= REQUIREMENT =
Give nothing except the number of lines containing the word "view".

::: THE RECORDS :::

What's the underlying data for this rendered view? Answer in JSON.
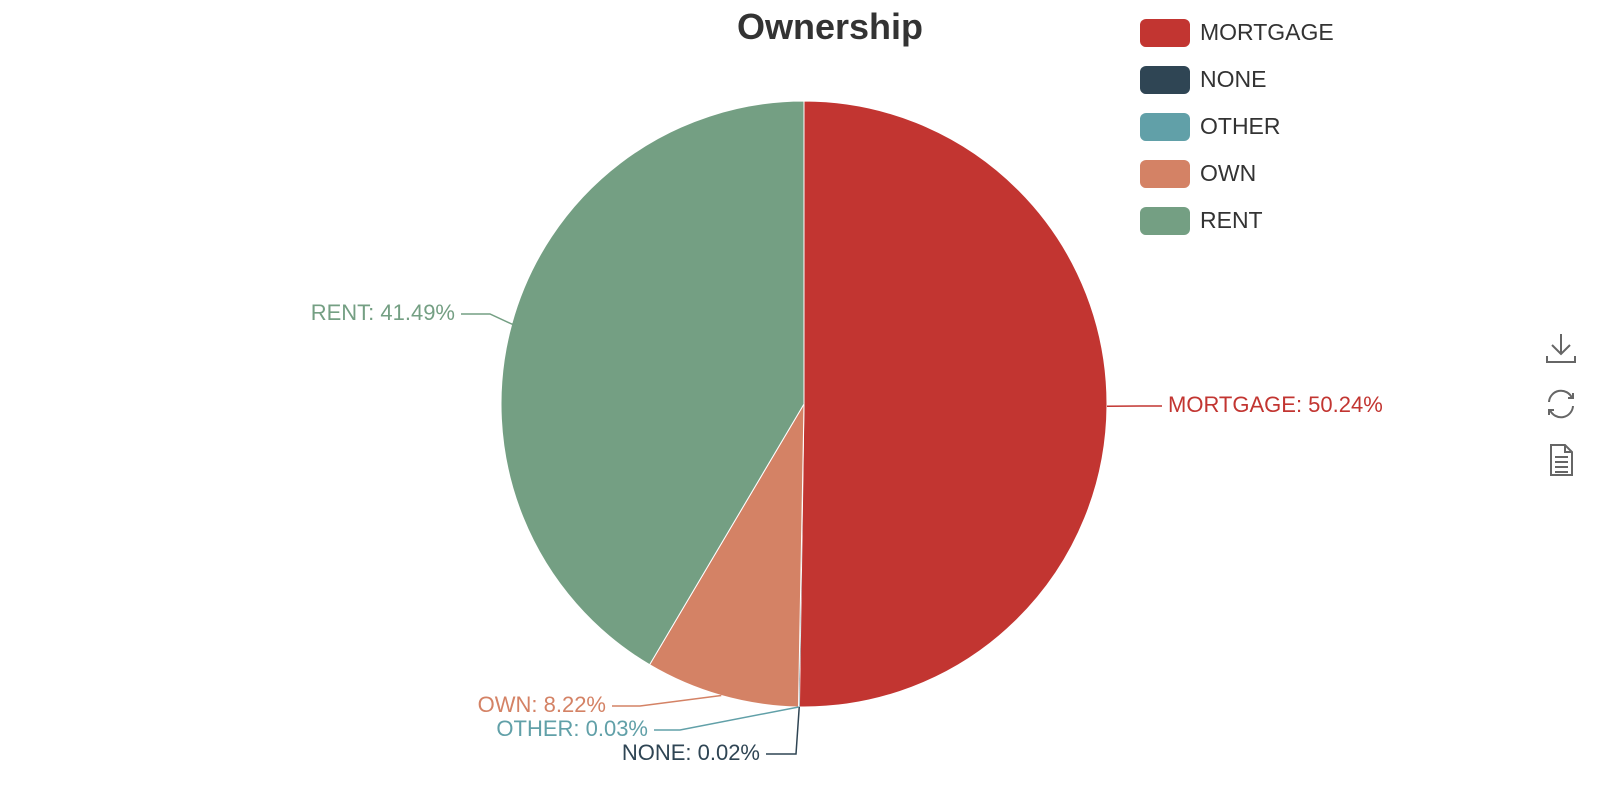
{
  "chart_data": {
    "type": "pie",
    "title": "Ownership",
    "legend_position": "top-right",
    "slices": [
      {
        "name": "MORTGAGE",
        "value": 50.24,
        "label": "MORTGAGE: 50.24%",
        "color": "#c23531"
      },
      {
        "name": "NONE",
        "value": 0.02,
        "label": "NONE: 0.02%",
        "color": "#2f4554"
      },
      {
        "name": "OTHER",
        "value": 0.03,
        "label": "OTHER: 0.03%",
        "color": "#61a0a8"
      },
      {
        "name": "OWN",
        "value": 8.22,
        "label": "OWN: 8.22%",
        "color": "#d48265"
      },
      {
        "name": "RENT",
        "value": 41.49,
        "label": "RENT: 41.49%",
        "color": "#749f83"
      }
    ]
  },
  "toolbox": {
    "icons": [
      "download-icon",
      "refresh-icon",
      "data-view-icon"
    ],
    "color": "#666666"
  }
}
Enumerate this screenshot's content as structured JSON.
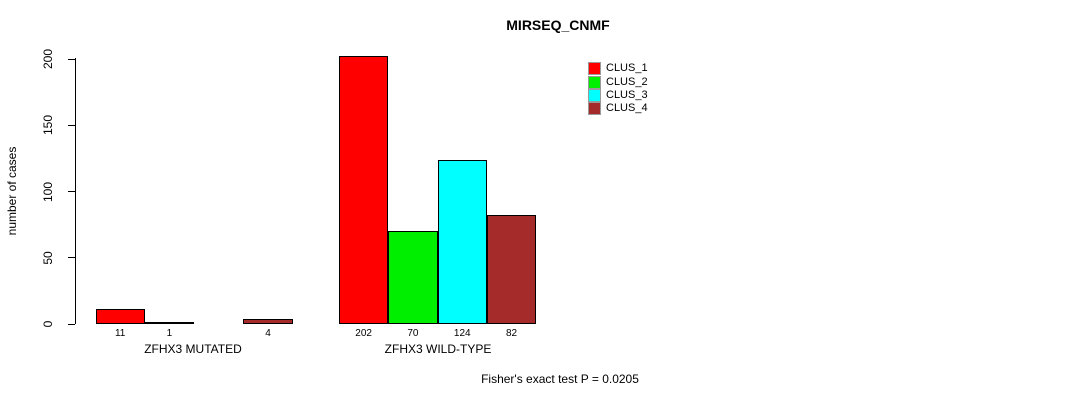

:::

= RESPONSE FOR THIS EXERCISE =
2